====== Dataset records ======

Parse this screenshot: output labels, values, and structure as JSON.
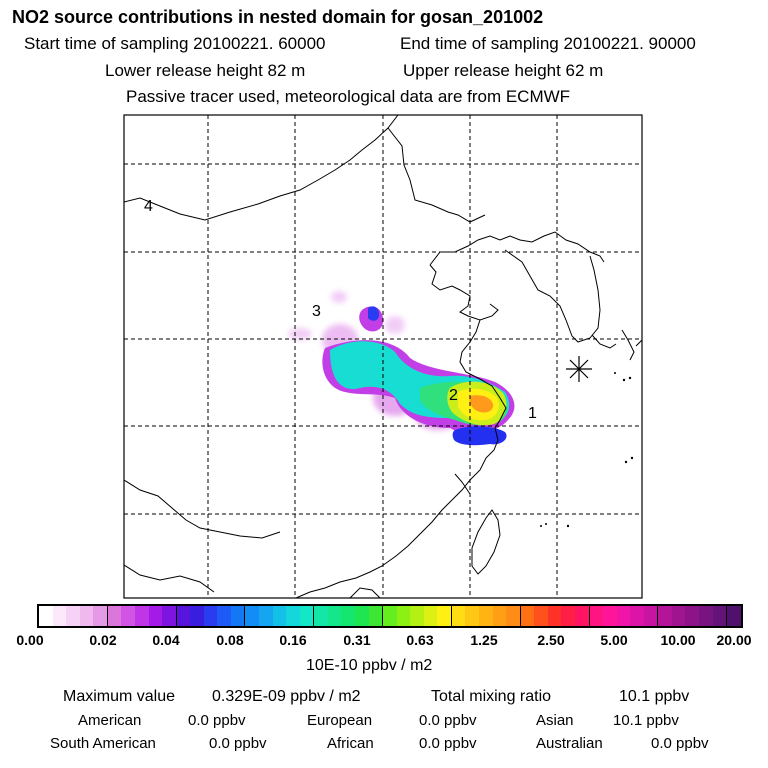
{
  "header": {
    "title": "NO2 source contributions in nested domain for gosan_201002",
    "start_label": "Start time of sampling 20100221. 60000",
    "end_label": "End time of sampling 20100221. 90000",
    "lower_release": "Lower release height   82 m",
    "upper_release": "Upper release height   62 m",
    "note": "Passive tracer used, meteorological data are from ECMWF"
  },
  "map": {
    "region_labels": [
      "1",
      "2",
      "3",
      "4"
    ],
    "receptor_marker": "receptor-star"
  },
  "legend": {
    "unit": "10E-10 ppbv / m2",
    "ticks": [
      "0.00",
      "0.02",
      "0.04",
      "0.08",
      "0.16",
      "0.31",
      "0.63",
      "1.25",
      "2.50",
      "5.00",
      "10.00",
      "20.00"
    ],
    "colors": [
      "#ffffff",
      "#fbe8fb",
      "#f6d3f6",
      "#efb9ef",
      "#e59ae5",
      "#db77db",
      "#d055e6",
      "#c036e6",
      "#a41ae6",
      "#7d14e0",
      "#5814dc",
      "#3a1ee0",
      "#2a3cf0",
      "#1e5af5",
      "#1478f5",
      "#148cf5",
      "#14a6f0",
      "#14c0e8",
      "#14d7dc",
      "#14e6c8",
      "#14e6a8",
      "#14e68c",
      "#14e670",
      "#1ee650",
      "#3ce632",
      "#64ee1e",
      "#8cf014",
      "#b4f014",
      "#dcf014",
      "#fff014",
      "#ffdc14",
      "#ffc814",
      "#ffb414",
      "#ffa014",
      "#ff8c14",
      "#ff7014",
      "#ff501e",
      "#ff3228",
      "#ff1e46",
      "#ff1464",
      "#ff1482",
      "#ff149a",
      "#f014a8",
      "#dc14a8",
      "#c814a0",
      "#b41498",
      "#a01490",
      "#8c1488",
      "#781480",
      "#641478",
      "#50106c"
    ]
  },
  "stats": {
    "max_label": "Maximum value",
    "max_value": "0.329E-09 ppbv / m2",
    "total_label": "Total mixing ratio",
    "total_value": "10.1 ppbv",
    "sources": [
      {
        "name": "American",
        "value": "0.0 ppbv"
      },
      {
        "name": "European",
        "value": "0.0 ppbv"
      },
      {
        "name": "Asian",
        "value": "10.1 ppbv"
      },
      {
        "name": "South American",
        "value": "0.0 ppbv"
      },
      {
        "name": "African",
        "value": "0.0 ppbv"
      },
      {
        "name": "Australian",
        "value": "0.0 ppbv"
      }
    ]
  }
}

======

● Direction: Every record must be copied exactly, with images dropped from the result.

● Exercise result:
Parse this screenshot: output labels, values, and structure as JSON.
{
  "header": {
    "title": "NO2 source contributions in nested domain for gosan_201002",
    "start_label": "Start time of sampling 20100221. 60000",
    "end_label": "End time of sampling 20100221. 90000",
    "lower_release": "Lower release height   82 m",
    "upper_release": "Upper release height   62 m",
    "note": "Passive tracer used, meteorological data are from ECMWF"
  },
  "map": {
    "region_labels": [
      "1",
      "2",
      "3",
      "4"
    ],
    "receptor_marker": "receptor-star"
  },
  "legend": {
    "unit": "10E-10 ppbv / m2",
    "ticks": [
      "0.00",
      "0.02",
      "0.04",
      "0.08",
      "0.16",
      "0.31",
      "0.63",
      "1.25",
      "2.50",
      "5.00",
      "10.00",
      "20.00"
    ],
    "colors": [
      "#ffffff",
      "#fbe8fb",
      "#f6d3f6",
      "#efb9ef",
      "#e59ae5",
      "#db77db",
      "#d055e6",
      "#c036e6",
      "#a41ae6",
      "#7d14e0",
      "#5814dc",
      "#3a1ee0",
      "#2a3cf0",
      "#1e5af5",
      "#1478f5",
      "#148cf5",
      "#14a6f0",
      "#14c0e8",
      "#14d7dc",
      "#14e6c8",
      "#14e6a8",
      "#14e68c",
      "#14e670",
      "#1ee650",
      "#3ce632",
      "#64ee1e",
      "#8cf014",
      "#b4f014",
      "#dcf014",
      "#fff014",
      "#ffdc14",
      "#ffc814",
      "#ffb414",
      "#ffa014",
      "#ff8c14",
      "#ff7014",
      "#ff501e",
      "#ff3228",
      "#ff1e46",
      "#ff1464",
      "#ff1482",
      "#ff149a",
      "#f014a8",
      "#dc14a8",
      "#c814a0",
      "#b41498",
      "#a01490",
      "#8c1488",
      "#781480",
      "#641478",
      "#50106c"
    ]
  },
  "stats": {
    "max_label": "Maximum value",
    "max_value": "0.329E-09 ppbv / m2",
    "total_label": "Total mixing ratio",
    "total_value": "10.1 ppbv",
    "sources": [
      {
        "name": "American",
        "value": "0.0 ppbv"
      },
      {
        "name": "European",
        "value": "0.0 ppbv"
      },
      {
        "name": "Asian",
        "value": "10.1 ppbv"
      },
      {
        "name": "South American",
        "value": "0.0 ppbv"
      },
      {
        "name": "African",
        "value": "0.0 ppbv"
      },
      {
        "name": "Australian",
        "value": "0.0 ppbv"
      }
    ]
  }
}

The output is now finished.